◆ Records to process ◆

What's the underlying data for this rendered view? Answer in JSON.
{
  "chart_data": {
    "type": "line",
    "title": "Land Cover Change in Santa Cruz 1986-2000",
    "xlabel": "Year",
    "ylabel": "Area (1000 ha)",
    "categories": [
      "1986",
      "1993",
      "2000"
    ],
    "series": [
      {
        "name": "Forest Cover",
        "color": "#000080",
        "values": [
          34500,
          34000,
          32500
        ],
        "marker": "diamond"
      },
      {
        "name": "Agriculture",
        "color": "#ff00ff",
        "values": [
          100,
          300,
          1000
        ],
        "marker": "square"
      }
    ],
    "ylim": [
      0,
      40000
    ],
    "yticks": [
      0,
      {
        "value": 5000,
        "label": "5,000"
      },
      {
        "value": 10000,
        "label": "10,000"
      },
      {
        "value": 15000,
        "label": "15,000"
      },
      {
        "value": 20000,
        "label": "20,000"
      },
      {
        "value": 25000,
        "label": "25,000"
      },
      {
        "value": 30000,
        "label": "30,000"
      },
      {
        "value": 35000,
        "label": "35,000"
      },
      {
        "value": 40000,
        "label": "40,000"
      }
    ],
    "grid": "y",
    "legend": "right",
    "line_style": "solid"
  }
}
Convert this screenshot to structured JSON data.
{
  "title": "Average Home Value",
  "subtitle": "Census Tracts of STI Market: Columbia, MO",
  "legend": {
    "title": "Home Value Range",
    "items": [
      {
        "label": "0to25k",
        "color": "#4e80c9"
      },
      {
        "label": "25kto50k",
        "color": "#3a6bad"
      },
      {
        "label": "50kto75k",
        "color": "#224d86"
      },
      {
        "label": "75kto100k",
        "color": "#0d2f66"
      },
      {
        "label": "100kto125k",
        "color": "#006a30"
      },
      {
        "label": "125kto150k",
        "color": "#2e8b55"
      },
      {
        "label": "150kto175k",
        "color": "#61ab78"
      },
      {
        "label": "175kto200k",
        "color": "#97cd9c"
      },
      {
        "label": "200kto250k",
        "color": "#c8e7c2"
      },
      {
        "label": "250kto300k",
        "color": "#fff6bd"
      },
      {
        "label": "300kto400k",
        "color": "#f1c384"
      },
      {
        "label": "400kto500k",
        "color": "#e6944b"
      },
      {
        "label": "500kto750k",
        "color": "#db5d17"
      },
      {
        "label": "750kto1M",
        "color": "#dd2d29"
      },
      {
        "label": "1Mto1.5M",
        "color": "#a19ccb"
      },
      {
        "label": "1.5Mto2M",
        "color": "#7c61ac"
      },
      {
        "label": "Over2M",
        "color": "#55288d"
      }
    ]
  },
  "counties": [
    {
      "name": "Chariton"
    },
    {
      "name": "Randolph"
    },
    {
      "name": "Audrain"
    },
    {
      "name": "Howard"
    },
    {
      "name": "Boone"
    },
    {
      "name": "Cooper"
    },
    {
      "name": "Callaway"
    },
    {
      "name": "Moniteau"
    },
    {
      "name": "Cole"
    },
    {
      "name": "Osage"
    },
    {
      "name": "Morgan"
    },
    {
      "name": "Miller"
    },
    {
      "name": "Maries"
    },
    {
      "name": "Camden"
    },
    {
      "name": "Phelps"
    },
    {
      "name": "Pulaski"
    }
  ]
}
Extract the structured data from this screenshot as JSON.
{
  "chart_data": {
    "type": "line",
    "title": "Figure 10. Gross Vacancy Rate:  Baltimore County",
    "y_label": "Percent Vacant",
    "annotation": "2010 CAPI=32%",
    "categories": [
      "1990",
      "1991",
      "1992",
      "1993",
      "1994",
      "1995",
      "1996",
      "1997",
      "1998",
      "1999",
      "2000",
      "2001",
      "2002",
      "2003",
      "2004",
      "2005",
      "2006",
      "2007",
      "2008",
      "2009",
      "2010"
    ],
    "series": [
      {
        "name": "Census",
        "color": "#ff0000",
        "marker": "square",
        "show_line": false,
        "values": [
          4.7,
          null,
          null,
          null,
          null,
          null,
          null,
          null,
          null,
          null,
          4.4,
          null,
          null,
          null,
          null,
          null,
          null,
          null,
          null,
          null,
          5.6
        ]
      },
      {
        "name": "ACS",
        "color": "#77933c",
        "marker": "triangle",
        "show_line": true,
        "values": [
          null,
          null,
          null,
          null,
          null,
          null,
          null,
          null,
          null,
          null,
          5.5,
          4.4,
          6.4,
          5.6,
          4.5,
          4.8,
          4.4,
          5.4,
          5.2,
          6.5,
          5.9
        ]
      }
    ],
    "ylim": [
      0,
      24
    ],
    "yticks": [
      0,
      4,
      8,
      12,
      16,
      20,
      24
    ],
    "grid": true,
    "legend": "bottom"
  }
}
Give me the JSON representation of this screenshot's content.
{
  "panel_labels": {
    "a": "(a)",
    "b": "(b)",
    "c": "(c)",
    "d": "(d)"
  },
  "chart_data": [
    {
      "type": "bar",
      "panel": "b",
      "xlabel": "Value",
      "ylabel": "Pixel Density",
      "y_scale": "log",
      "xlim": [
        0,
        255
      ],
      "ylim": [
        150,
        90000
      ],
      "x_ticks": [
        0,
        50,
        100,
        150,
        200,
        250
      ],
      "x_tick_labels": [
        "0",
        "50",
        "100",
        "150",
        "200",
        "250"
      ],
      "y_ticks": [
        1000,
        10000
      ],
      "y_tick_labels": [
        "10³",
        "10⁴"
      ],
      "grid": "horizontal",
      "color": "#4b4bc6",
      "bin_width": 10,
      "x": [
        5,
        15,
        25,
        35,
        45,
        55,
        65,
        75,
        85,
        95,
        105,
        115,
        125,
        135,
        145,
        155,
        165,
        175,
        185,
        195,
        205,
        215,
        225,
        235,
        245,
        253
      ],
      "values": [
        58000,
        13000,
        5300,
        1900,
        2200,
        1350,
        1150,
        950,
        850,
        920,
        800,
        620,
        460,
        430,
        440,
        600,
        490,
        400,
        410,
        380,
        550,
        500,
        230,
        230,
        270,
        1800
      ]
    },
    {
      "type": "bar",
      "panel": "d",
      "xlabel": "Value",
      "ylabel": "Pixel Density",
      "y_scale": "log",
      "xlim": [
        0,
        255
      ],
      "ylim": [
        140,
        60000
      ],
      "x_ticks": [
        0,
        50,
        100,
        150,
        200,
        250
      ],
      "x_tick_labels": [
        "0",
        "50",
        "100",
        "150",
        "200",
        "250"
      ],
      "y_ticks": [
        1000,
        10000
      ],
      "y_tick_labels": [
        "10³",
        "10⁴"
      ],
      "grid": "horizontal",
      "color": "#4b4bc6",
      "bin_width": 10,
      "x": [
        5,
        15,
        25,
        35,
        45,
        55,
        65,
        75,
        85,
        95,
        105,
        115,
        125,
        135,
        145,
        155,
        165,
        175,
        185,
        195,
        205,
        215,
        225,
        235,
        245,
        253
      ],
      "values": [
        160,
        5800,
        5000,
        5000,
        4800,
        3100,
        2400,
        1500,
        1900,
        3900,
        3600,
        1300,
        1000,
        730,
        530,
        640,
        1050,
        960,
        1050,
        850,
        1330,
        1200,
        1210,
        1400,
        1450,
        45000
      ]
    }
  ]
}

◆ Stated task ◆
Every line above should be written out again exactly as it stands.

◆ Result for this task ◆
What's the underlying data for this rendered view? Answer in JSON.
{
  "chart_data": {
    "type": "line",
    "title": "Land Cover Change in Santa Cruz 1986-2000",
    "xlabel": "Year",
    "ylabel": "Area (1000 ha)",
    "categories": [
      "1986",
      "1993",
      "2000"
    ],
    "series": [
      {
        "name": "Forest Cover",
        "color": "#000080",
        "values": [
          34500,
          34000,
          32500
        ],
        "marker": "diamond"
      },
      {
        "name": "Agriculture",
        "color": "#ff00ff",
        "values": [
          100,
          300,
          1000
        ],
        "marker": "square"
      }
    ],
    "ylim": [
      0,
      40000
    ],
    "yticks": [
      0,
      {
        "value": 5000,
        "label": "5,000"
      },
      {
        "value": 10000,
        "label": "10,000"
      },
      {
        "value": 15000,
        "label": "15,000"
      },
      {
        "value": 20000,
        "label": "20,000"
      },
      {
        "value": 25000,
        "label": "25,000"
      },
      {
        "value": 30000,
        "label": "30,000"
      },
      {
        "value": 35000,
        "label": "35,000"
      },
      {
        "value": 40000,
        "label": "40,000"
      }
    ],
    "grid": "y",
    "legend": "right",
    "line_style": "solid"
  }
}
Convert this screenshot to structured JSON data.
{
  "title": "Average Home Value",
  "subtitle": "Census Tracts of STI Market: Columbia, MO",
  "legend": {
    "title": "Home Value Range",
    "items": [
      {
        "label": "0to25k",
        "color": "#4e80c9"
      },
      {
        "label": "25kto50k",
        "color": "#3a6bad"
      },
      {
        "label": "50kto75k",
        "color": "#224d86"
      },
      {
        "label": "75kto100k",
        "color": "#0d2f66"
      },
      {
        "label": "100kto125k",
        "color": "#006a30"
      },
      {
        "label": "125kto150k",
        "color": "#2e8b55"
      },
      {
        "label": "150kto175k",
        "color": "#61ab78"
      },
      {
        "label": "175kto200k",
        "color": "#97cd9c"
      },
      {
        "label": "200kto250k",
        "color": "#c8e7c2"
      },
      {
        "label": "250kto300k",
        "color": "#fff6bd"
      },
      {
        "label": "300kto400k",
        "color": "#f1c384"
      },
      {
        "label": "400kto500k",
        "color": "#e6944b"
      },
      {
        "label": "500kto750k",
        "color": "#db5d17"
      },
      {
        "label": "750kto1M",
        "color": "#dd2d29"
      },
      {
        "label": "1Mto1.5M",
        "color": "#a19ccb"
      },
      {
        "label": "1.5Mto2M",
        "color": "#7c61ac"
      },
      {
        "label": "Over2M",
        "color": "#55288d"
      }
    ]
  },
  "counties": [
    {
      "name": "Chariton"
    },
    {
      "name": "Randolph"
    },
    {
      "name": "Audrain"
    },
    {
      "name": "Howard"
    },
    {
      "name": "Boone"
    },
    {
      "name": "Cooper"
    },
    {
      "name": "Callaway"
    },
    {
      "name": "Moniteau"
    },
    {
      "name": "Cole"
    },
    {
      "name": "Osage"
    },
    {
      "name": "Morgan"
    },
    {
      "name": "Miller"
    },
    {
      "name": "Maries"
    },
    {
      "name": "Camden"
    },
    {
      "name": "Phelps"
    },
    {
      "name": "Pulaski"
    }
  ]
}
Extract the structured data from this screenshot as JSON.
{
  "chart_data": {
    "type": "line",
    "title": "Figure 10. Gross Vacancy Rate:  Baltimore County",
    "y_label": "Percent Vacant",
    "annotation": "2010 CAPI=32%",
    "categories": [
      "1990",
      "1991",
      "1992",
      "1993",
      "1994",
      "1995",
      "1996",
      "1997",
      "1998",
      "1999",
      "2000",
      "2001",
      "2002",
      "2003",
      "2004",
      "2005",
      "2006",
      "2007",
      "2008",
      "2009",
      "2010"
    ],
    "series": [
      {
        "name": "Census",
        "color": "#ff0000",
        "marker": "square",
        "show_line": false,
        "values": [
          4.7,
          null,
          null,
          null,
          null,
          null,
          null,
          null,
          null,
          null,
          4.4,
          null,
          null,
          null,
          null,
          null,
          null,
          null,
          null,
          null,
          5.6
        ]
      },
      {
        "name": "ACS",
        "color": "#77933c",
        "marker": "triangle",
        "show_line": true,
        "values": [
          null,
          null,
          null,
          null,
          null,
          null,
          null,
          null,
          null,
          null,
          5.5,
          4.4,
          6.4,
          5.6,
          4.5,
          4.8,
          4.4,
          5.4,
          5.2,
          6.5,
          5.9
        ]
      }
    ],
    "ylim": [
      0,
      24
    ],
    "yticks": [
      0,
      4,
      8,
      12,
      16,
      20,
      24
    ],
    "grid": true,
    "legend": "bottom"
  }
}
Give me the JSON representation of this screenshot's content.
{
  "panel_labels": {
    "a": "(a)",
    "b": "(b)",
    "c": "(c)",
    "d": "(d)"
  },
  "chart_data": [
    {
      "type": "bar",
      "panel": "b",
      "xlabel": "Value",
      "ylabel": "Pixel Density",
      "y_scale": "log",
      "xlim": [
        0,
        255
      ],
      "ylim": [
        150,
        90000
      ],
      "x_ticks": [
        0,
        50,
        100,
        150,
        200,
        250
      ],
      "x_tick_labels": [
        "0",
        "50",
        "100",
        "150",
        "200",
        "250"
      ],
      "y_ticks": [
        1000,
        10000
      ],
      "y_tick_labels": [
        "10³",
        "10⁴"
      ],
      "grid": "horizontal",
      "color": "#4b4bc6",
      "bin_width": 10,
      "x": [
        5,
        15,
        25,
        35,
        45,
        55,
        65,
        75,
        85,
        95,
        105,
        115,
        125,
        135,
        145,
        155,
        165,
        175,
        185,
        195,
        205,
        215,
        225,
        235,
        245,
        253
      ],
      "values": [
        58000,
        13000,
        5300,
        1900,
        2200,
        1350,
        1150,
        950,
        850,
        920,
        800,
        620,
        460,
        430,
        440,
        600,
        490,
        400,
        410,
        380,
        550,
        500,
        230,
        230,
        270,
        1800
      ]
    },
    {
      "type": "bar",
      "panel": "d",
      "xlabel": "Value",
      "ylabel": "Pixel Density",
      "y_scale": "log",
      "xlim": [
        0,
        255
      ],
      "ylim": [
        140,
        60000
      ],
      "x_ticks": [
        0,
        50,
        100,
        150,
        200,
        250
      ],
      "x_tick_labels": [
        "0",
        "50",
        "100",
        "150",
        "200",
        "250"
      ],
      "y_ticks": [
        1000,
        10000
      ],
      "y_tick_labels": [
        "10³",
        "10⁴"
      ],
      "grid": "horizontal",
      "color": "#4b4bc6",
      "bin_width": 10,
      "x": [
        5,
        15,
        25,
        35,
        45,
        55,
        65,
        75,
        85,
        95,
        105,
        115,
        125,
        135,
        145,
        155,
        165,
        175,
        185,
        195,
        205,
        215,
        225,
        235,
        245,
        253
      ],
      "values": [
        160,
        5800,
        5000,
        5000,
        4800,
        3100,
        2400,
        1500,
        1900,
        3900,
        3600,
        1300,
        1000,
        730,
        530,
        640,
        1050,
        960,
        1050,
        850,
        1330,
        1200,
        1210,
        1400,
        1450,
        45000
      ]
    }
  ]
}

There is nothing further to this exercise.